**PROBLEM TO WORK ON:**
Scan each line of the records for the word "until" and extract the ones that have it.

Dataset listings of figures
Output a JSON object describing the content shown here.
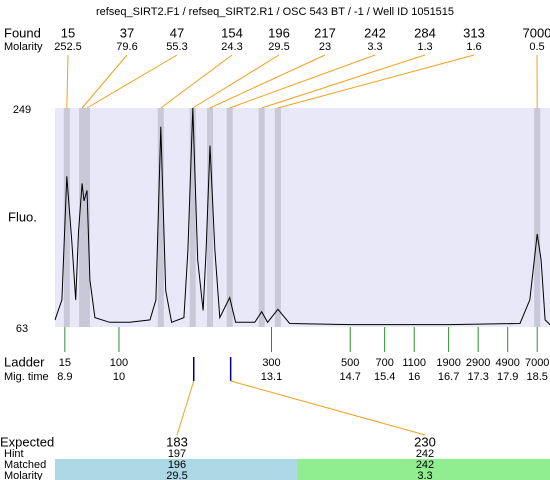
{
  "chart_data": {
    "type": "electropherogram",
    "title": "refseq_SIRT2.F1 / refseq_SIRT2.R1 / OSC 543 BT / -1 / Well ID 1051515",
    "y_label": "Fluo.",
    "ylim": [
      63,
      249
    ],
    "yticks": [
      249,
      63
    ],
    "xlim": [
      8.7,
      18.76
    ],
    "trace": {
      "color": "#000000",
      "x": [
        8.7,
        8.84,
        8.94,
        9.04,
        9.12,
        9.18,
        9.25,
        9.29,
        9.35,
        9.41,
        9.51,
        9.81,
        10.22,
        10.63,
        10.75,
        10.85,
        10.95,
        11.07,
        11.32,
        11.4,
        11.5,
        11.6,
        11.71,
        11.77,
        11.85,
        11.95,
        12.05,
        12.25,
        12.37,
        12.76,
        12.9,
        13.02,
        13.23,
        13.47,
        14.69,
        16.72,
        18.15,
        18.35,
        18.5,
        18.58,
        18.66,
        18.76
      ],
      "y": [
        69,
        86,
        191,
        137,
        86,
        145,
        185,
        170,
        179,
        103,
        71,
        67,
        67,
        69,
        86,
        233,
        94,
        67,
        71,
        128,
        249,
        120,
        77,
        128,
        217,
        128,
        71,
        88,
        67,
        67,
        76,
        67,
        78,
        66,
        65,
        65,
        66,
        86,
        142,
        120,
        69,
        65
      ]
    },
    "found": {
      "label": "Found",
      "molarity_label": "Molarity",
      "line_color": "#f0a020",
      "band_color": "#c8c8d8",
      "sizes": [
        15,
        37,
        47,
        154,
        196,
        217,
        242,
        284,
        313,
        7000
      ],
      "molarity": [
        252.5,
        79.6,
        55.3,
        24.3,
        29.5,
        23,
        3.3,
        1.3,
        1.6,
        0.5
      ],
      "times": [
        8.94,
        9.25,
        9.35,
        10.85,
        11.5,
        11.85,
        12.25,
        12.9,
        13.23,
        18.5
      ]
    },
    "ladder": {
      "label": "Ladder",
      "time_label": "Mig. time",
      "color": "#2e8b2e",
      "sizes": [
        15,
        100,
        300,
        500,
        700,
        1100,
        1900,
        2900,
        4900,
        7000
      ],
      "times": [
        8.9,
        10,
        13.1,
        14.7,
        15.4,
        16,
        16.7,
        17.3,
        17.9,
        18.5
      ]
    },
    "expected": {
      "labels": [
        "Expected",
        "Hint",
        "Matched",
        "Molarity"
      ],
      "mark_color": "#000080",
      "values": [
        183,
        230
      ],
      "hint": [
        197,
        242
      ],
      "matched": [
        196,
        242
      ],
      "molarity": [
        29.5,
        3.3
      ],
      "times": [
        11.52,
        12.27
      ],
      "colors": [
        "#add8e6",
        "#90ee90"
      ]
    }
  }
}
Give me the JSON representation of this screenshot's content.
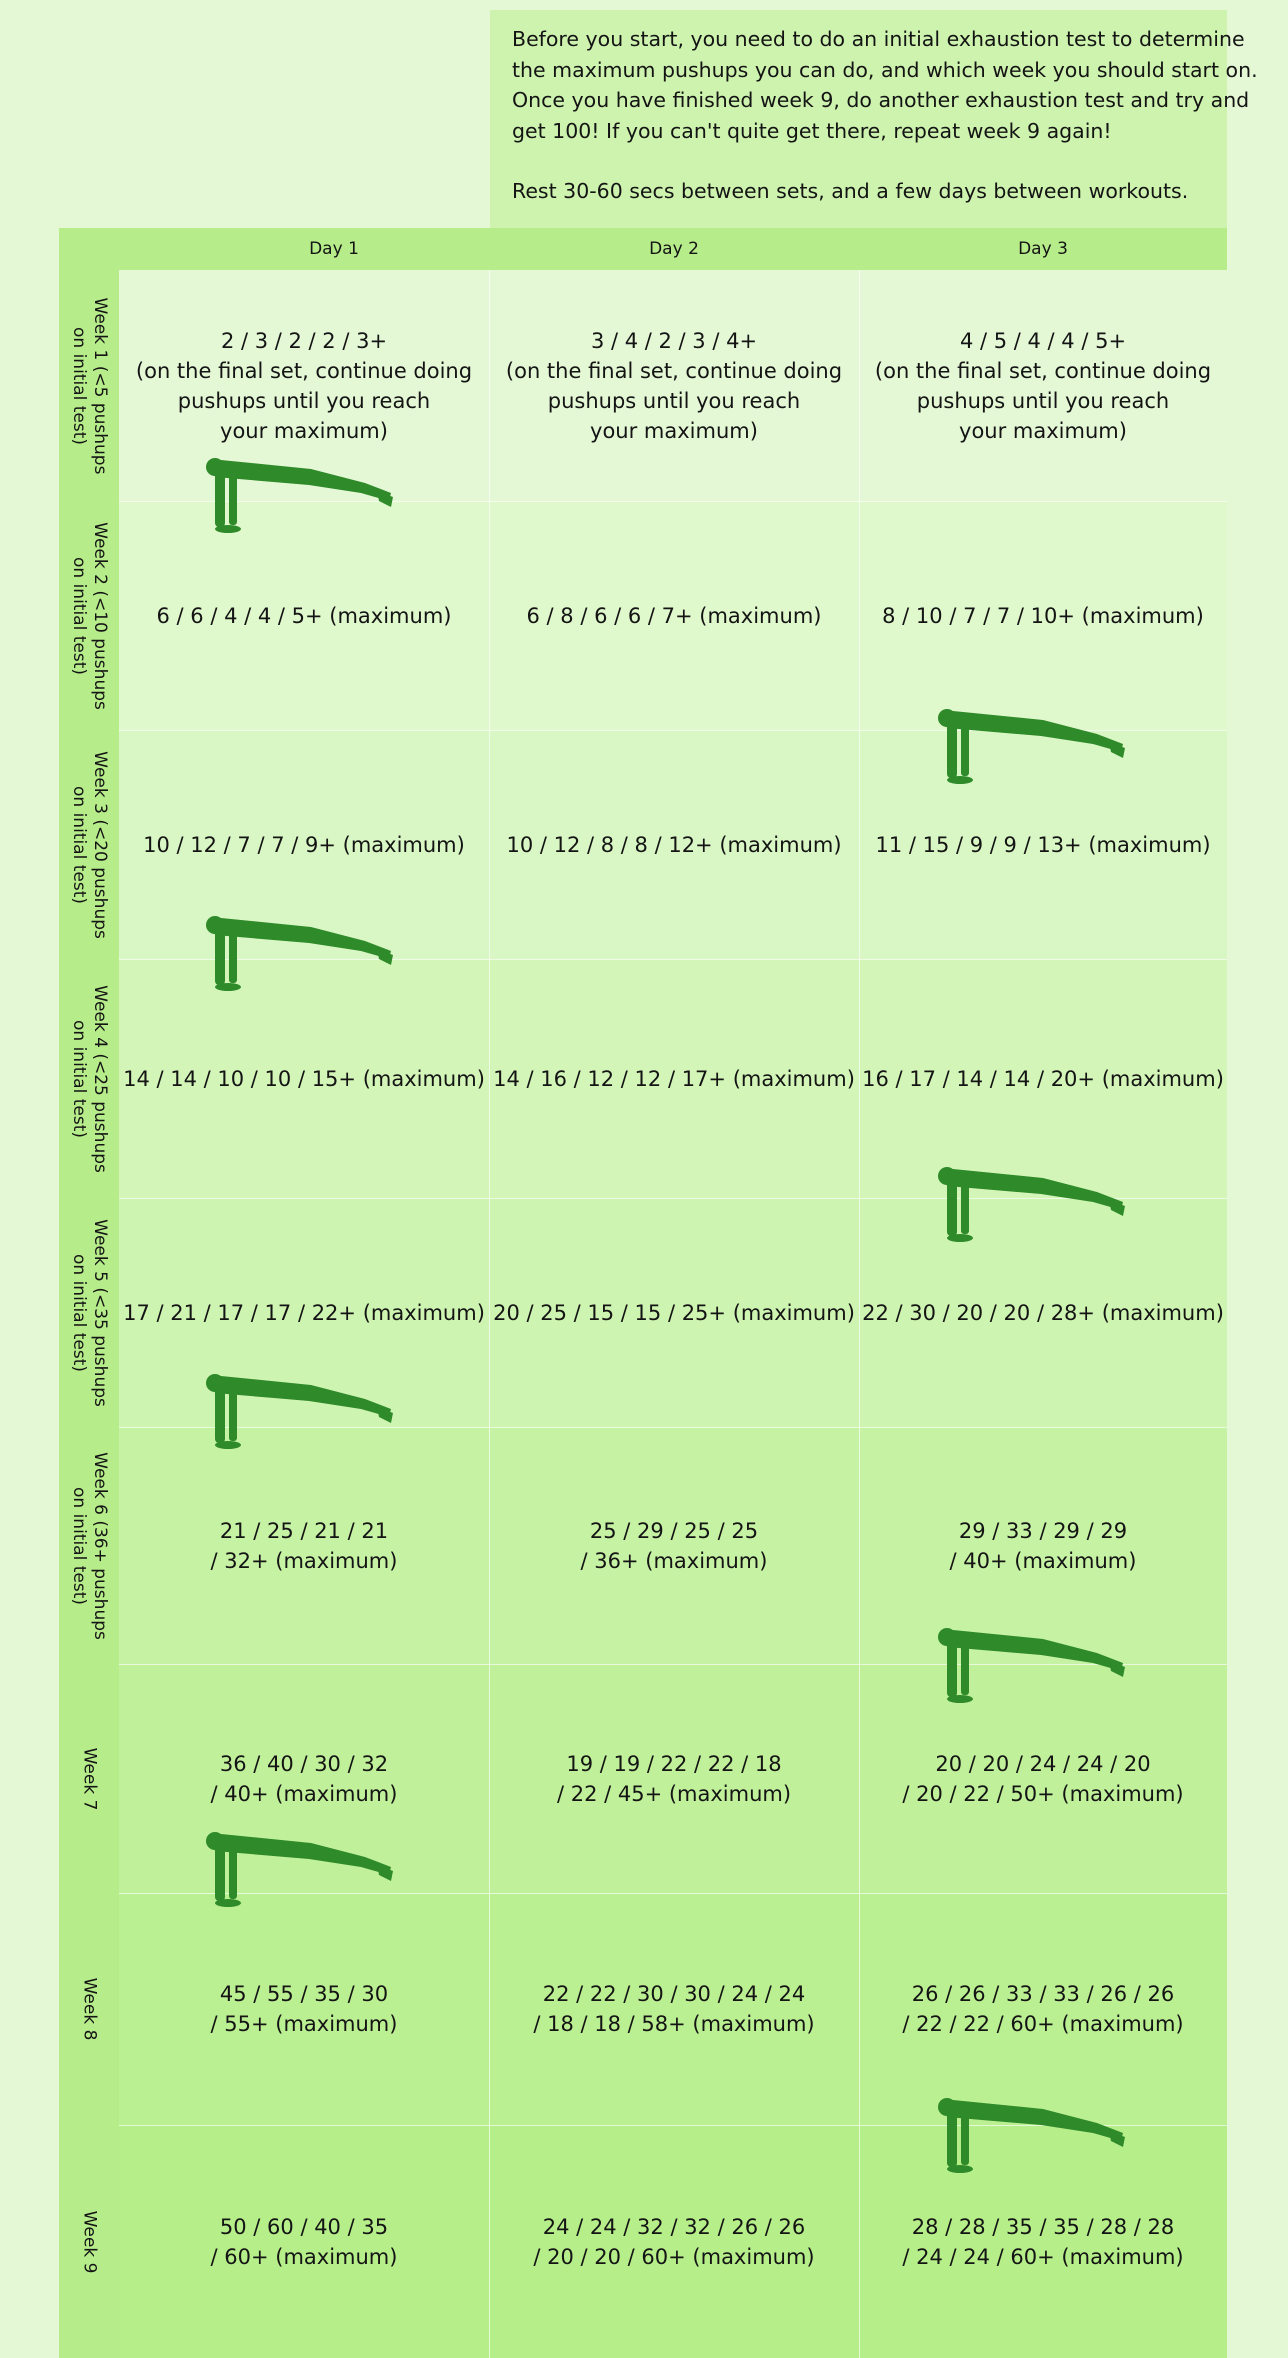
{
  "intro": {
    "paragraph_1": "Before you start, you need to do an initial exhaustion test to determine\nthe maximum pushups you can do, and which week you should start on.\nOnce you have finished week 9, do another exhaustion test and try and\nget 100! If you can't quite get there, repeat week 9 again!",
    "paragraph_2": "Rest 30-60 secs between sets, and a few days between workouts."
  },
  "headers": {
    "day1": "Day 1",
    "day2": "Day 2",
    "day3": "Day 3"
  },
  "colors": {
    "header_bg": "#b6ed8a",
    "row_bg": [
      "#e4f8d6",
      "#dff8cc",
      "#d9f7c4",
      "#d3f6b8",
      "#cef4b1",
      "#c6f2a4",
      "#c0f19a",
      "#bbf092",
      "#b6ee8a"
    ],
    "figure": "#2f8a2a"
  },
  "weeks": [
    {
      "label": "Week 1 (<5 pushups\non initial test)",
      "day1": "2 / 3 / 2 / 2 / 3+\n(on the final set, continue doing\npushups until you reach\nyour maximum)",
      "day2": "3 / 4 / 2 / 3 / 4+\n(on the final set, continue doing\npushups until you reach\nyour maximum)",
      "day3": "4 / 5 / 4 / 4 / 5+\n(on the final set, continue doing\npushups until you reach\nyour maximum)"
    },
    {
      "label": "Week 2 (<10 pushups\non initial test)",
      "day1": "6 / 6 / 4 / 4 / 5+ (maximum)",
      "day2": "6 / 8 / 6 / 6 / 7+ (maximum)",
      "day3": "8 / 10 / 7 / 7 / 10+ (maximum)"
    },
    {
      "label": "Week 3 (<20 pushups\non initial test)",
      "day1": "10 / 12 / 7 / 7 / 9+ (maximum)",
      "day2": "10 / 12 / 8 / 8 / 12+ (maximum)",
      "day3": "11 / 15 / 9 / 9 / 13+ (maximum)"
    },
    {
      "label": "Week 4 (<25 pushups\non initial test)",
      "day1": "14 / 14 / 10 / 10 / 15+ (maximum)",
      "day2": "14 / 16 / 12 / 12 / 17+ (maximum)",
      "day3": "16 / 17 / 14 / 14 / 20+ (maximum)"
    },
    {
      "label": "Week 5 (<35 pushups\non initial test)",
      "day1": "17 / 21 / 17 / 17 / 22+ (maximum)",
      "day2": "20 / 25 / 15 / 15 / 25+ (maximum)",
      "day3": "22 / 30 / 20 / 20 / 28+ (maximum)"
    },
    {
      "label": "Week 6 (36+ pushups\non initial test)",
      "day1": "21 / 25 / 21 / 21\n/ 32+ (maximum)",
      "day2": "25 / 29 / 25 / 25\n/ 36+ (maximum)",
      "day3": "29 / 33 / 29 / 29\n/ 40+ (maximum)"
    },
    {
      "label": "Week 7",
      "day1": "36 / 40 / 30 / 32\n/ 40+ (maximum)",
      "day2": "19 / 19 / 22 / 22 / 18\n/ 22 / 45+ (maximum)",
      "day3": "20 / 20 / 24 / 24 / 20\n/ 20 / 22 / 50+ (maximum)"
    },
    {
      "label": "Week 8",
      "day1": "45 / 55 / 35 / 30\n/ 55+ (maximum)",
      "day2": "22 / 22 / 30 / 30 / 24 / 24\n/ 18 / 18 / 58+ (maximum)",
      "day3": "26 / 26 / 33 / 33 / 26 / 26\n/ 22 / 22 / 60+ (maximum)"
    },
    {
      "label": "Week 9",
      "day1": "50 / 60 / 40 / 35\n/ 60+ (maximum)",
      "day2": "24 / 24 / 32 / 32 / 26 / 26\n/ 20 / 20 / 60+ (maximum)",
      "day3": "28 / 28 / 35 / 35 / 28 / 28\n/ 24 / 24 / 60+ (maximum)"
    }
  ],
  "icons": {
    "figure": "pushup-figure-icon"
  }
}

**TASK SOLUTION:**
      "day1": "2 / 3 / 2 / 2 / 3+\n(on the final set, continue doing\npushups until you reach\nyour maximum)",
      "day2": "3 / 4 / 2 / 3 / 4+\n(on the final set, continue doing\npushups until you reach\nyour maximum)",
      "day3": "4 / 5 / 4 / 4 / 5+\n(on the final set, continue doing\npushups until you reach\nyour maximum)"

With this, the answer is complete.